--- BEGIN Extracted entries ---

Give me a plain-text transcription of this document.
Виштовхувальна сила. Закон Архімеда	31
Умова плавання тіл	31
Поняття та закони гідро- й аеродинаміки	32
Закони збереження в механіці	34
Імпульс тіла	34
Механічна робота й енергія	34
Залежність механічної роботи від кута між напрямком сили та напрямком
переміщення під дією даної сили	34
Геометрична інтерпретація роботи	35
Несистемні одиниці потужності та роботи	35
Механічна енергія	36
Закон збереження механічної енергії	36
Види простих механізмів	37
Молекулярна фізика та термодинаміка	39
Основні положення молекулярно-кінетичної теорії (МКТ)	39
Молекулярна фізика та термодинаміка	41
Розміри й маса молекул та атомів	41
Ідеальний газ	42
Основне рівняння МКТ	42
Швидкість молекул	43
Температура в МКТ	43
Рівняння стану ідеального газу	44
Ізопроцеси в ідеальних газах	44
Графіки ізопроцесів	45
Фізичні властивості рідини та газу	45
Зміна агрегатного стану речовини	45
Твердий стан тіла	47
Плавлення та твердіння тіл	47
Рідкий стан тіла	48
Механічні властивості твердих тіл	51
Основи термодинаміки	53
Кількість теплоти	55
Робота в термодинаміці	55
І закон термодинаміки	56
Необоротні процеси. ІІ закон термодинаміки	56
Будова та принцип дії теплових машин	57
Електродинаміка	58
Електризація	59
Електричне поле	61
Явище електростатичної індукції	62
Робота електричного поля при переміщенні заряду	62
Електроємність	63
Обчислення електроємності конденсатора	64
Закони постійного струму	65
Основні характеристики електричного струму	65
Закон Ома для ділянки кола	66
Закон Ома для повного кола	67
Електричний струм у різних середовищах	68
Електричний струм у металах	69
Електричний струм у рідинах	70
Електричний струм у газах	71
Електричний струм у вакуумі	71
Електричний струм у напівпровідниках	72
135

--- END Extracted entries ---

**Set problem:** Each line of the material above must be retyped precisely.

**Complete output:**
Give me a plain-text transcription of this document.
Виштовхувальна сила. Закон Архімеда	31
Умова плавання тіл	31
Поняття та закони гідро- й аеродинаміки	32
Закони збереження в механіці	34
Імпульс тіла	34
Механічна робота й енергія	34
Залежність механічної роботи від кута між напрямком сили та напрямком
переміщення під дією даної сили	34
Геометрична інтерпретація роботи	35
Несистемні одиниці потужності та роботи	35
Механічна енергія	36
Закон збереження механічної енергії	36
Види простих механізмів	37
Молекулярна фізика та термодинаміка	39
Основні положення молекулярно-кінетичної теорії (МКТ)	39
Молекулярна фізика та термодинаміка	41
Розміри й маса молекул та атомів	41
Ідеальний газ	42
Основне рівняння МКТ	42
Швидкість молекул	43
Температура в МКТ	43
Рівняння стану ідеального газу	44
Ізопроцеси в ідеальних газах	44
Графіки ізопроцесів	45
Фізичні властивості рідини та газу	45
Зміна агрегатного стану речовини	45
Твердий стан тіла	47
Плавлення та твердіння тіл	47
Рідкий стан тіла	48
Механічні властивості твердих тіл	51
Основи термодинаміки	53
Кількість теплоти	55
Робота в термодинаміці	55
І закон термодинаміки	56
Необоротні процеси. ІІ закон термодинаміки	56
Будова та принцип дії теплових машин	57
Електродинаміка	58
Електризація	59
Електричне поле	61
Явище електростатичної індукції	62
Робота електричного поля при переміщенні заряду	62
Електроємність	63
Обчислення електроємності конденсатора	64
Закони постійного струму	65
Основні характеристики електричного струму	65
Закон Ома для ділянки кола	66
Закон Ома для повного кола	67
Електричний струм у різних середовищах	68
Електричний струм у металах	69
Електричний струм у рідинах	70
Електричний струм у газах	71
Електричний струм у вакуумі	71
Електричний струм у напівпровідниках	72
135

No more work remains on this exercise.